-- BEGIN SOURCE --
# Toronto Open, Summer 2014



## Sa967St (Jul 10, 2014)

http://canadiancubing.com/Event/TOS2014

Registration: http://www.canadiancubing.com/Event/TOS2014/Registration

Date: August 9, 2014

Location: Central YMCA - 20 Grosvenor Street, Toronto, Ontario, Canada

Events:
2x2x2
3x3x3
3x3x3 One-Handed
Pyraminx
4x4x4
5x5x5
Skewb


----------



## Lazy Einstein (Jul 10, 2014)

Again? Sweet.

Given recent discussions, this event should have: 6x6x6, 7x7x7, feet, multi BLD, 4x4x4 BLD, 5x5x5 BLD.


----------



## Genius4Jesus (Jul 10, 2014)

I just signed up... From Asia! 

Also, no 3BLD. 

Edit: Yes, I do blind now.


----------



## antoineccantin (Jul 10, 2014)

Aaand I can't come once again.


----------



## Coolster01 (Jul 10, 2014)

antoineccantin said:


> Aaand I can't come once again.





Well, it's on my birthday!! That means I should be able to go


----------



## Genius4Jesus (Jul 10, 2014)

antoineccantin said:


> Aaand I can't come once again.



Is it because the comp is only a week after Nats?


----------



## TeddyKGB (Jul 11, 2014)

I'd like to come but I don't think any of my michigan friends are down for a road trip and I'm not sure I want to go alone.


----------



## Thompson (Jul 11, 2014)

Dang, the first Toronto comp that I'll have to miss since timeee


----------



## Genius4Jesus (Jul 21, 2014)

Mats Valk is coming!

Edit: We Canadians must be very attractive.


----------



## Kit Clement (Jul 21, 2014)

Genius4Jesus said:


> Mats Valk is coming!
> 
> Edit: We Canadians must be very attractive.



I'm slightly skeptical just because of the fake Feliks/Mats registrations we get in the US, but being after Nats, it makes sense.


----------



## Genius4Jesus (Jul 21, 2014)

Kit Clement said:


> I'm slightly skeptical just because of the fake Feliks/Mats registrations we get in the US, but being after Nats, it makes sense.



I agree, I was/am a bit skeptical. 

But, I hope it's legit.


----------



## Kit Clement (Jul 21, 2014)

Genius4Jesus said:


> I agree, I was/am a bit skeptical.
> 
> But, I hope it's legit.
-- END SOURCE --
**SHORT TASK A**: Express the lines of the records from the first one through the line holding "234, 246, 248]", inclusive, as a JSON list of strings with one string per line.
The forum thread above has no connection to the records that come next.
-- BEGIN DATASET EXTRACT --
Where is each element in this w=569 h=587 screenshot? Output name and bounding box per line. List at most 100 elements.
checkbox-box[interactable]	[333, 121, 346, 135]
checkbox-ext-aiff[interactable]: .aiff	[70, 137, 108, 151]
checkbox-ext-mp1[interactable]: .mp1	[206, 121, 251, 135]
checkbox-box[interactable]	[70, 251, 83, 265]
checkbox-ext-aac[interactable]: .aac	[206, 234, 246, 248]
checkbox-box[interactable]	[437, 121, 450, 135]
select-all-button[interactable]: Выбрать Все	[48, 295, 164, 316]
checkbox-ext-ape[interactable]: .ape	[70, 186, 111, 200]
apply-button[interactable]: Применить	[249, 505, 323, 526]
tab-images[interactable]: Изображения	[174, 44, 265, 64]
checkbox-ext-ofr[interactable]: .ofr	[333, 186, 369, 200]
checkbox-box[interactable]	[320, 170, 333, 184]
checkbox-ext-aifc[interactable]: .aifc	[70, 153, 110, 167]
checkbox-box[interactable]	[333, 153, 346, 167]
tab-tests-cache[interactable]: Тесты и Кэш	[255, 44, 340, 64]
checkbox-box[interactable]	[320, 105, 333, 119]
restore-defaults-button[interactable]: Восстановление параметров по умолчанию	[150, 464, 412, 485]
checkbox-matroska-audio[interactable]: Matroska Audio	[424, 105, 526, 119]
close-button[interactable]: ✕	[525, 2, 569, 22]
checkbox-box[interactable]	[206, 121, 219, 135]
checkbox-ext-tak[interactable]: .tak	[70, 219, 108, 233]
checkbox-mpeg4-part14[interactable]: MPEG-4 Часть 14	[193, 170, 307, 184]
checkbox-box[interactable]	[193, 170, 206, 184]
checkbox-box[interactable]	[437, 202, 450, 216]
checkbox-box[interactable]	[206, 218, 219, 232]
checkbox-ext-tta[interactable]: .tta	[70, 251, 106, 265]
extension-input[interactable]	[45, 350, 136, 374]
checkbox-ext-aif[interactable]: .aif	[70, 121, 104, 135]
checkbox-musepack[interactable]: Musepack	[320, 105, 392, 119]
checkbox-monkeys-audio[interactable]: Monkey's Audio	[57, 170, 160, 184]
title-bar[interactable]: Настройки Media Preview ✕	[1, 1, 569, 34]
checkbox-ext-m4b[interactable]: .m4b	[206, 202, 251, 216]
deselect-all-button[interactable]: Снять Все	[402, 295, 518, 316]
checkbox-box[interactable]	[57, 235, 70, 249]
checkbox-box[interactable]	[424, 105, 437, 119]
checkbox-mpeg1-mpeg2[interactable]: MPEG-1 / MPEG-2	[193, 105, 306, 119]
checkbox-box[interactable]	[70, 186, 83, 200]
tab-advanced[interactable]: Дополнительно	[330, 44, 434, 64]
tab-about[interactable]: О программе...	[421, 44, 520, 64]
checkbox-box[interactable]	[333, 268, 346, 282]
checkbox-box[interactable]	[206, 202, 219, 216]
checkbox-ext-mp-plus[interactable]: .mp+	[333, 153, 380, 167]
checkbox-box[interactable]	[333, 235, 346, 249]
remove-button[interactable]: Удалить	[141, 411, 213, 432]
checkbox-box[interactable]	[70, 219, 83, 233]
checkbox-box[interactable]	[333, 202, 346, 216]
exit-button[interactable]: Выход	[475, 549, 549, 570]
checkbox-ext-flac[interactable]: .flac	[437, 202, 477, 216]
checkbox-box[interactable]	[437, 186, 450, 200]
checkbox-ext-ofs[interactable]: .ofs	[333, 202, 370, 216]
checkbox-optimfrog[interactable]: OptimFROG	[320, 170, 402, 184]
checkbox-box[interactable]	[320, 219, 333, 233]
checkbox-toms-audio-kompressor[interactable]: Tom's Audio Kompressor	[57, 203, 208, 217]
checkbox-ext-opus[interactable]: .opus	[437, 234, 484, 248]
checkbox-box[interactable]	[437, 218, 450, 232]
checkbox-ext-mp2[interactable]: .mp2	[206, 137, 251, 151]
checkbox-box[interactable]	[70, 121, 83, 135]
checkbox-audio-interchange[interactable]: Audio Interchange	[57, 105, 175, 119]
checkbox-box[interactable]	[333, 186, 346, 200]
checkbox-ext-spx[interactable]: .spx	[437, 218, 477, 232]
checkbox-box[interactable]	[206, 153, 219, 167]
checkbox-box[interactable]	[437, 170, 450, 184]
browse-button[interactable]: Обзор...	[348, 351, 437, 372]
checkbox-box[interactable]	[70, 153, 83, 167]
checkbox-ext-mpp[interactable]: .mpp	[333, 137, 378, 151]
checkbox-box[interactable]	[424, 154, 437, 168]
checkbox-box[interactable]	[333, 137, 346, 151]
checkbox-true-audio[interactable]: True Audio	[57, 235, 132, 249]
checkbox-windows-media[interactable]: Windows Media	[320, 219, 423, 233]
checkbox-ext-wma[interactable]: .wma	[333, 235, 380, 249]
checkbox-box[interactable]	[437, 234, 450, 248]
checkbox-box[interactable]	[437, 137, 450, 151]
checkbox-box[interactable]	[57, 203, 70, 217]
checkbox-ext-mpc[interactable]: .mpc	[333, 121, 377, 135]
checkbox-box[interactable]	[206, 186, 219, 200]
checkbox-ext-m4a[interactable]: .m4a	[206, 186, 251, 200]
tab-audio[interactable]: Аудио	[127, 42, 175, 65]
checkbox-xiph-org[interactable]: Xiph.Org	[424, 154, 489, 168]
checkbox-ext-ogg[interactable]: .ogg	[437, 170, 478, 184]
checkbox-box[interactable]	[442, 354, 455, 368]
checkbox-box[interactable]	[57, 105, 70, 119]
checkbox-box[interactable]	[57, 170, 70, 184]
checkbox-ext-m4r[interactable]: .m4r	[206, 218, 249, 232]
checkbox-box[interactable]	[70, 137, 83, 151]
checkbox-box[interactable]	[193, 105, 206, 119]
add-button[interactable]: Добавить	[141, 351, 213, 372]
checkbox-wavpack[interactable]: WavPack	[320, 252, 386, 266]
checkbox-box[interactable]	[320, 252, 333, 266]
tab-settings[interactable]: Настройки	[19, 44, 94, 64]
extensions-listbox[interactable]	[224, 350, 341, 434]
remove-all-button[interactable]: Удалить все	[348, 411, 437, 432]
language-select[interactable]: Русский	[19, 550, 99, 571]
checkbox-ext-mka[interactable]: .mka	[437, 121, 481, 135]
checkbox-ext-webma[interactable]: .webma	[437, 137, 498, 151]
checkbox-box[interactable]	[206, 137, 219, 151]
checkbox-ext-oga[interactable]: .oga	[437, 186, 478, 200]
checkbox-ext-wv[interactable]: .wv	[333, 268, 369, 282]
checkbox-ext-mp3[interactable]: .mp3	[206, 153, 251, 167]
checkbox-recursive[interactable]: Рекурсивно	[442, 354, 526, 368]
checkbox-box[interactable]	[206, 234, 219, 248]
-- END DATASET EXTRACT --
**SHORT TASK B**: According to the forum thread, what is the date of the Toronto Open, Summer 2014?

**WORKED ANSWER A**:
[
  "Where is each element in this w=569 h=587 screenshot? Output name and bounding box per line. List at most 100 elements.",
  "checkbox-box[interactable]\t[333, 121, 346, 135]",
  "checkbox-ext-aiff[interactable]: .aiff\t[70, 137, 108, 151]",
  "checkbox-ext-mp1[interactable]: .mp1\t[206, 121, 251, 135]",
  "checkbox-box[interactable]\t[70, 251, 83, 265]",
  "checkbox-ext-aac[interactable]: .aac\t[206, 234, 246, 248]"
]

**WORKED ANSWER B**: August 9, 2014